[Given exercise]: Reproduce all of the listing below without alteration.

[Data for this task]:
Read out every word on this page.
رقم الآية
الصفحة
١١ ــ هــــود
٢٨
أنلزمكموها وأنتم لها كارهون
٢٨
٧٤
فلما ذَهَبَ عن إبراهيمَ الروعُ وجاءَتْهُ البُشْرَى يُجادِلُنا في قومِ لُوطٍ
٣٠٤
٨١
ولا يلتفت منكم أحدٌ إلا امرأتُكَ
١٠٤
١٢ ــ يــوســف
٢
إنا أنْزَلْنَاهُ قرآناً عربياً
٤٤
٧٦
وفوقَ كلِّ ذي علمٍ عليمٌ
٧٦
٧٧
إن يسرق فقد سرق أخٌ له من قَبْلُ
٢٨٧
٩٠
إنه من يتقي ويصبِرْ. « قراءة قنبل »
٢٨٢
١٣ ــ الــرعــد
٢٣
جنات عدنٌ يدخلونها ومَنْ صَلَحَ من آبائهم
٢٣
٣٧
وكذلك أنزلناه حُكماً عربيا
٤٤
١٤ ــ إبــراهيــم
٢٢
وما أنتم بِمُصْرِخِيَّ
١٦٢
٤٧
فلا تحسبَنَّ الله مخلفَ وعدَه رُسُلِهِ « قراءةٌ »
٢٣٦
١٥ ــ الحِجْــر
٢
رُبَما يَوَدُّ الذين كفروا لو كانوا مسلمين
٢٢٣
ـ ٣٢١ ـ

[Complete output]:
Read out every word on this page.
رقم الآية
الصفحة
١١ ــ هــــود
٢٨
أنلزمكموها وأنتم لها كارهون
٢٨
٧٤
فلما ذَهَبَ عن إبراهيمَ الروعُ وجاءَتْهُ البُشْرَى يُجادِلُنا في قومِ لُوطٍ
٣٠٤
٨١
ولا يلتفت منكم أحدٌ إلا امرأتُكَ
١٠٤
١٢ ــ يــوســف
٢
إنا أنْزَلْنَاهُ قرآناً عربياً
٤٤
٧٦
وفوقَ كلِّ ذي علمٍ عليمٌ
٧٦
٧٧
إن يسرق فقد سرق أخٌ له من قَبْلُ
٢٨٧
٩٠
إنه من يتقي ويصبِرْ. « قراءة قنبل »
٢٨٢
١٣ ــ الــرعــد
٢٣
جنات عدنٌ يدخلونها ومَنْ صَلَحَ من آبائهم
٢٣
٣٧
وكذلك أنزلناه حُكماً عربيا
٤٤
١٤ ــ إبــراهيــم
٢٢
وما أنتم بِمُصْرِخِيَّ
١٦٢
٤٧
فلا تحسبَنَّ الله مخلفَ وعدَه رُسُلِهِ « قراءةٌ »
٢٣٦
١٥ ــ الحِجْــر
٢
رُبَما يَوَدُّ الذين كفروا لو كانوا مسلمين
٢٢٣
ـ ٣٢١ ـ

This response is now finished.